**OBJECTIVE:** What follows is a set of records, each of which is to be written out exactly.

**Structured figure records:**

--- START ---

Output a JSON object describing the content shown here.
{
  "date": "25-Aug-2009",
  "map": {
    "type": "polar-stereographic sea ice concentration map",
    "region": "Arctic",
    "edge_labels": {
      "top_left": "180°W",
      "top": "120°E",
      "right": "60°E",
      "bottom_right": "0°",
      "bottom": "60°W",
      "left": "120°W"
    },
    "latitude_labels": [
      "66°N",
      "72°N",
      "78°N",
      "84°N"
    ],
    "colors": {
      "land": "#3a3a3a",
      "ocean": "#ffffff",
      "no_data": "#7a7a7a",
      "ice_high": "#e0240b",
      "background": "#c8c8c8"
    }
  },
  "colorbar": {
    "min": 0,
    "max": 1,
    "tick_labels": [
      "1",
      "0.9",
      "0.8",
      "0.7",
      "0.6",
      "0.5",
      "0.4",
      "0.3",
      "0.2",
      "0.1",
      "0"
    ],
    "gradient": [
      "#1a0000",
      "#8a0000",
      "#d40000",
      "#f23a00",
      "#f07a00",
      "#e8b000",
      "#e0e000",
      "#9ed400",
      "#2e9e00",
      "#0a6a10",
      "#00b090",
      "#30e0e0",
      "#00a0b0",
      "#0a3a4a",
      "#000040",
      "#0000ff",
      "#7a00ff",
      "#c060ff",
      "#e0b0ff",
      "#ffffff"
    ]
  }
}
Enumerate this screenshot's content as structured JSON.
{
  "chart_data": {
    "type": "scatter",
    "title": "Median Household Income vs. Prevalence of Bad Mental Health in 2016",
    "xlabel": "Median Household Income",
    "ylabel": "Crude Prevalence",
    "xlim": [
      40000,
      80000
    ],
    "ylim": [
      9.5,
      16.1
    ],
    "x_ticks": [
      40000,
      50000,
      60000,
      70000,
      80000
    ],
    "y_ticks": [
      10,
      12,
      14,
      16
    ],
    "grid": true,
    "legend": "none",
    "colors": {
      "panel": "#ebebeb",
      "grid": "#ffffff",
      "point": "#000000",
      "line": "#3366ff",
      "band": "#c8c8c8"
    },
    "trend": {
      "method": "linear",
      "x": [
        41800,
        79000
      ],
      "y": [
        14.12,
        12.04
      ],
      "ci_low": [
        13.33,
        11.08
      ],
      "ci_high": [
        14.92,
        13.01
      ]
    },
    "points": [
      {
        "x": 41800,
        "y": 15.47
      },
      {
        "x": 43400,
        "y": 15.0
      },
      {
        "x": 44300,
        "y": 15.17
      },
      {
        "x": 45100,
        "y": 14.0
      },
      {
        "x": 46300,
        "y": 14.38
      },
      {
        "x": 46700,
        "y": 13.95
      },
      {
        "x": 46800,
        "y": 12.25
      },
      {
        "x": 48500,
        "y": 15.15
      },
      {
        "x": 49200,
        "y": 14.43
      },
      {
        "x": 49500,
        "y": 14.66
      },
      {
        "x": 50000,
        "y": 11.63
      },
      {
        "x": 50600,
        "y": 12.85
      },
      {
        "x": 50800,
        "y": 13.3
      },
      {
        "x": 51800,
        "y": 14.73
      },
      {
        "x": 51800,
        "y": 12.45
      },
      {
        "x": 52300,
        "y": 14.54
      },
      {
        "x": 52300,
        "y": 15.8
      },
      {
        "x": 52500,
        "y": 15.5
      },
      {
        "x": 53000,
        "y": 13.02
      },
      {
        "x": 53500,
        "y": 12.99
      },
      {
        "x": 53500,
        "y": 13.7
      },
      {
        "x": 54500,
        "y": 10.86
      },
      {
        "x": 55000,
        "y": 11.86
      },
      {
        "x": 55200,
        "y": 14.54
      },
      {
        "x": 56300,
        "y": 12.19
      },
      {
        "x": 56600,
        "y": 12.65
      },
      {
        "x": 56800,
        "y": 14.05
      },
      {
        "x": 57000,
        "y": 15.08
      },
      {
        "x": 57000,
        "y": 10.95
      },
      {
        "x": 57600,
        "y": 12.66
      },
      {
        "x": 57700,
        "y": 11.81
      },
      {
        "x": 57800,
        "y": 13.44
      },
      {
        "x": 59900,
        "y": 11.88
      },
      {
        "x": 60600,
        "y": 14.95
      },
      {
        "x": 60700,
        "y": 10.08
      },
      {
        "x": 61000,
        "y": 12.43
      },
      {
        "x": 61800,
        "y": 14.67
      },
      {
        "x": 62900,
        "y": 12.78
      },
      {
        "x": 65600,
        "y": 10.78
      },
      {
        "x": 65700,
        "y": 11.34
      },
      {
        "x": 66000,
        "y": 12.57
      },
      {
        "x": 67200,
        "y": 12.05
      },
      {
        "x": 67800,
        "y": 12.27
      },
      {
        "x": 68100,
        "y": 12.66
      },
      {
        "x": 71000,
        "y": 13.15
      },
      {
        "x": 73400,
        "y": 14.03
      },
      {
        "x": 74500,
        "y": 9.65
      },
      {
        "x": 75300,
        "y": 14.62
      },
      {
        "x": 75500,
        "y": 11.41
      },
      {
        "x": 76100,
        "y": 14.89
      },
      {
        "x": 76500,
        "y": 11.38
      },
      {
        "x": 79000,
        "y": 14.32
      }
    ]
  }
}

--- END ---

**COMPLETE RESPONSE:**
Output a JSON object describing the content shown here.
{
  "date": "25-Aug-2009",
  "map": {
    "type": "polar-stereographic sea ice concentration map",
    "region": "Arctic",
    "edge_labels": {
      "top_left": "180°W",
      "top": "120°E",
      "right": "60°E",
      "bottom_right": "0°",
      "bottom": "60°W",
      "left": "120°W"
    },
    "latitude_labels": [
      "66°N",
      "72°N",
      "78°N",
      "84°N"
    ],
    "colors": {
      "land": "#3a3a3a",
      "ocean": "#ffffff",
      "no_data": "#7a7a7a",
      "ice_high": "#e0240b",
      "background": "#c8c8c8"
    }
  },
  "colorbar": {
    "min": 0,
    "max": 1,
    "tick_labels": [
      "1",
      "0.9",
      "0.8",
      "0.7",
      "0.6",
      "0.5",
      "0.4",
      "0.3",
      "0.2",
      "0.1",
      "0"
    ],
    "gradient": [
      "#1a0000",
      "#8a0000",
      "#d40000",
      "#f23a00",
      "#f07a00",
      "#e8b000",
      "#e0e000",
      "#9ed400",
      "#2e9e00",
      "#0a6a10",
      "#00b090",
      "#30e0e0",
      "#00a0b0",
      "#0a3a4a",
      "#000040",
      "#0000ff",
      "#7a00ff",
      "#c060ff",
      "#e0b0ff",
      "#ffffff"
    ]
  }
}
Enumerate this screenshot's content as structured JSON.
{
  "chart_data": {
    "type": "scatter",
    "title": "Median Household Income vs. Prevalence of Bad Mental Health in 2016",
    "xlabel": "Median Household Income",
    "ylabel": "Crude Prevalence",
    "xlim": [
      40000,
      80000
    ],
    "ylim": [
      9.5,
      16.1
    ],
    "x_ticks": [
      40000,
      50000,
      60000,
      70000,
      80000
    ],
    "y_ticks": [
      10,
      12,
      14,
      16
    ],
    "grid": true,
    "legend": "none",
    "colors": {
      "panel": "#ebebeb",
      "grid": "#ffffff",
      "point": "#000000",
      "line": "#3366ff",
      "band": "#c8c8c8"
    },
    "trend": {
      "method": "linear",
      "x": [
        41800,
        79000
      ],
      "y": [
        14.12,
        12.04
      ],
      "ci_low": [
        13.33,
        11.08
      ],
      "ci_high": [
        14.92,
        13.01
      ]
    },
    "points": [
      {
        "x": 41800,
        "y": 15.47
      },
      {
        "x": 43400,
        "y": 15.0
      },
      {
        "x": 44300,
        "y": 15.17
      },
      {
        "x": 45100,
        "y": 14.0
      },
      {
        "x": 46300,
        "y": 14.38
      },
      {
        "x": 46700,
        "y": 13.95
      },
      {
        "x": 46800,
        "y": 12.25
      },
      {
        "x": 48500,
        "y": 15.15
      },
      {
        "x": 49200,
        "y": 14.43
      },
      {
        "x": 49500,
        "y": 14.66
      },
      {
        "x": 50000,
        "y": 11.63
      },
      {
        "x": 50600,
        "y": 12.85
      },
      {
        "x": 50800,
        "y": 13.3
      },
      {
        "x": 51800,
        "y": 14.73
      },
      {
        "x": 51800,
        "y": 12.45
      },
      {
        "x": 52300,
        "y": 14.54
      },
      {
        "x": 52300,
        "y": 15.8
      },
      {
        "x": 52500,
        "y": 15.5
      },
      {
        "x": 53000,
        "y": 13.02
      },
      {
        "x": 53500,
        "y": 12.99
      },
      {
        "x": 53500,
        "y": 13.7
      },
      {
        "x": 54500,
        "y": 10.86
      },
      {
        "x": 55000,
        "y": 11.86
      },
      {
        "x": 55200,
        "y": 14.54
      },
      {
        "x": 56300,
        "y": 12.19
      },
      {
        "x": 56600,
        "y": 12.65
      },
      {
        "x": 56800,
        "y": 14.05
      },
      {
        "x": 57000,
        "y": 15.08
      },
      {
        "x": 57000,
        "y": 10.95
      },
      {
        "x": 57600,
        "y": 12.66
      },
      {
        "x": 57700,
        "y": 11.81
      },
      {
        "x": 57800,
        "y": 13.44
      },
      {
        "x": 59900,
        "y": 11.88
      },
      {
        "x": 60600,
        "y": 14.95
      },
      {
        "x": 60700,
        "y": 10.08
      },
      {
        "x": 61000,
        "y": 12.43
      },
      {
        "x": 61800,
        "y": 14.67
      },
      {
        "x": 62900,
        "y": 12.78
      },
      {
        "x": 65600,
        "y": 10.78
      },
      {
        "x": 65700,
        "y": 11.34
      },
      {
        "x": 66000,
        "y": 12.57
      },
      {
        "x": 67200,
        "y": 12.05
      },
      {
        "x": 67800,
        "y": 12.27
      },
      {
        "x": 68100,
        "y": 12.66
      },
      {
        "x": 71000,
        "y": 13.15
      },
      {
        "x": 73400,
        "y": 14.03
      },
      {
        "x": 74500,
        "y": 9.65
      },
      {
        "x": 75300,
        "y": 14.62
      },
      {
        "x": 75500,
        "y": 11.41
      },
      {
        "x": 76100,
        "y": 14.89
      },
      {
        "x": 76500,
        "y": 11.38
      },
      {
        "x": 79000,
        "y": 14.32
      }
    ]
  }
}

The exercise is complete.